((

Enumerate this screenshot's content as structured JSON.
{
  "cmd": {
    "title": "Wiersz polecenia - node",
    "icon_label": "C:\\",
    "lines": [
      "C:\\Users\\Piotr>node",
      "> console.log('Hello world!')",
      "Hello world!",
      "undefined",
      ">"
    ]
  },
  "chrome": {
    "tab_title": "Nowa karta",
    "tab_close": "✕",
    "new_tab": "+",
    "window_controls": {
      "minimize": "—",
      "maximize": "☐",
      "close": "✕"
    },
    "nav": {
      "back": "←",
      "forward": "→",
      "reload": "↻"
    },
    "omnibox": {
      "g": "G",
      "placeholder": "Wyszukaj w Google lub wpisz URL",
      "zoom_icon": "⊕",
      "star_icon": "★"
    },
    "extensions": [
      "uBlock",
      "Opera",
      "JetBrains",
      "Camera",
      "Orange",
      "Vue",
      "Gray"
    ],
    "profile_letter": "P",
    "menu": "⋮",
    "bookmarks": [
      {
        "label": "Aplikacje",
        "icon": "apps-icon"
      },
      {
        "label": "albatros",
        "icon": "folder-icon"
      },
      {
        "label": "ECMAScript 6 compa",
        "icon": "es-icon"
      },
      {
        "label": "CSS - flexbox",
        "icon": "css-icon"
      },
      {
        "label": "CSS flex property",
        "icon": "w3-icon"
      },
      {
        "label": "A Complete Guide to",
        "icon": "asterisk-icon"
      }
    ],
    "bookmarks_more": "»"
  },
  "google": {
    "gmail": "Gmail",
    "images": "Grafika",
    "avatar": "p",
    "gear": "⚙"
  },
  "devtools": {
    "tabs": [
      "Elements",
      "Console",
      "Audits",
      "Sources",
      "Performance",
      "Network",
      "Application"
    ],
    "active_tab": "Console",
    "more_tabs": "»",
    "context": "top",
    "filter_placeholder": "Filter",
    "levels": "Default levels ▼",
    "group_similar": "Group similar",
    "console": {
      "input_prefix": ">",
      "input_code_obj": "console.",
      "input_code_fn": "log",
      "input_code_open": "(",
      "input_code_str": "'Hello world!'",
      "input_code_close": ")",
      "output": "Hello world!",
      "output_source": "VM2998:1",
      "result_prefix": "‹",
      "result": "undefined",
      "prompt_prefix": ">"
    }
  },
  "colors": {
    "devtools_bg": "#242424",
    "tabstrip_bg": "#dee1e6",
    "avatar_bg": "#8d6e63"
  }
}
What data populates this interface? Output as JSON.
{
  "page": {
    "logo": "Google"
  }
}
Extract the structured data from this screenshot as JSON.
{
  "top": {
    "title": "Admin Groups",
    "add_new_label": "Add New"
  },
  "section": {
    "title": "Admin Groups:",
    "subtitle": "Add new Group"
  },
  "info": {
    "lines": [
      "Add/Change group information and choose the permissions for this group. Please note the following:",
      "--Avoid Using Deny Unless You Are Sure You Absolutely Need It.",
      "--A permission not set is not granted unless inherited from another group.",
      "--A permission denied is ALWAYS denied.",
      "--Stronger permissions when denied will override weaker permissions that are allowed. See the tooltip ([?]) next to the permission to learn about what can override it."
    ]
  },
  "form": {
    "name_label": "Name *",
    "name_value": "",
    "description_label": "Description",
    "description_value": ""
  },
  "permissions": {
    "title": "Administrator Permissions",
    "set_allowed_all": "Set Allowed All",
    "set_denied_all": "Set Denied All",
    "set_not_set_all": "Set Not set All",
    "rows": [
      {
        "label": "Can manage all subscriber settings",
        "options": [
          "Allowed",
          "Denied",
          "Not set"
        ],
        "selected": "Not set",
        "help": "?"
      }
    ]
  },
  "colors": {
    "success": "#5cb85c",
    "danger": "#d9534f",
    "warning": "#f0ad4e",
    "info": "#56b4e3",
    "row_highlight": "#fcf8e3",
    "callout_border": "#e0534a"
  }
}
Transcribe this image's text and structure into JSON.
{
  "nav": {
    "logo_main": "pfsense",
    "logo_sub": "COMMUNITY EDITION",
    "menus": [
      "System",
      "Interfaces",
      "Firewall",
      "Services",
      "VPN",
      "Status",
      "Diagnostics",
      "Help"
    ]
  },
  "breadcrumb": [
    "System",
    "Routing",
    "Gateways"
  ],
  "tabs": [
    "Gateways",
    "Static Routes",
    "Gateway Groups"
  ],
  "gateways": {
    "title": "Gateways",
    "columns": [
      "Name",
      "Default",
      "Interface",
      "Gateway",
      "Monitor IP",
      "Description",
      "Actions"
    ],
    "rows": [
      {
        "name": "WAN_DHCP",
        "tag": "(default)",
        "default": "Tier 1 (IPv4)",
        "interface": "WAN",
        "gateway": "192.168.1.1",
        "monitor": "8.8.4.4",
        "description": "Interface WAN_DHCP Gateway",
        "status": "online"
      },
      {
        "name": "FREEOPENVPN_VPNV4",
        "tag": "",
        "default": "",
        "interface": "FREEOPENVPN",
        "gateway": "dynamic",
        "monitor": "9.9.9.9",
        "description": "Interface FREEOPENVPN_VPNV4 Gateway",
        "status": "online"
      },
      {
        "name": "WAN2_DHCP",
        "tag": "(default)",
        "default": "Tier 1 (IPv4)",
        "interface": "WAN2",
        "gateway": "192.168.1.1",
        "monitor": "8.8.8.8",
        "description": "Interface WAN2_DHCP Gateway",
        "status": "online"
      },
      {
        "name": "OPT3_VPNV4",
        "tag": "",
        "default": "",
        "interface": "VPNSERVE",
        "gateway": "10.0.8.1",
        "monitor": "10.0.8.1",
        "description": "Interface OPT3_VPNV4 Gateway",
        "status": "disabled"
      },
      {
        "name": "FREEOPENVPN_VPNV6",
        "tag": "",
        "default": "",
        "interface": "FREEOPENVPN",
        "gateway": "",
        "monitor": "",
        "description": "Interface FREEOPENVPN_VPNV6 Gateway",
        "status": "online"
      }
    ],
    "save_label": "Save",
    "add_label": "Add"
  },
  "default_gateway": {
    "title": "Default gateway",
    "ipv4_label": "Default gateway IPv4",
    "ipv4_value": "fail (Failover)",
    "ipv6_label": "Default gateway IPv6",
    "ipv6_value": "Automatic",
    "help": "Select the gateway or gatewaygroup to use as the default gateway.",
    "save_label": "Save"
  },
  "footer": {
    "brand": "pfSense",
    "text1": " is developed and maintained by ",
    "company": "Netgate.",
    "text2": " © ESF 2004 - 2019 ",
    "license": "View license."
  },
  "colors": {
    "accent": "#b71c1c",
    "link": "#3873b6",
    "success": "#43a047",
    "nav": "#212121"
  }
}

))

== What you have to do ==
Which lines contain the word "data"? Return each of them.

== The output ==
What data populates this interface? Output as JSON.
Extract the structured data from this screenshot as JSON.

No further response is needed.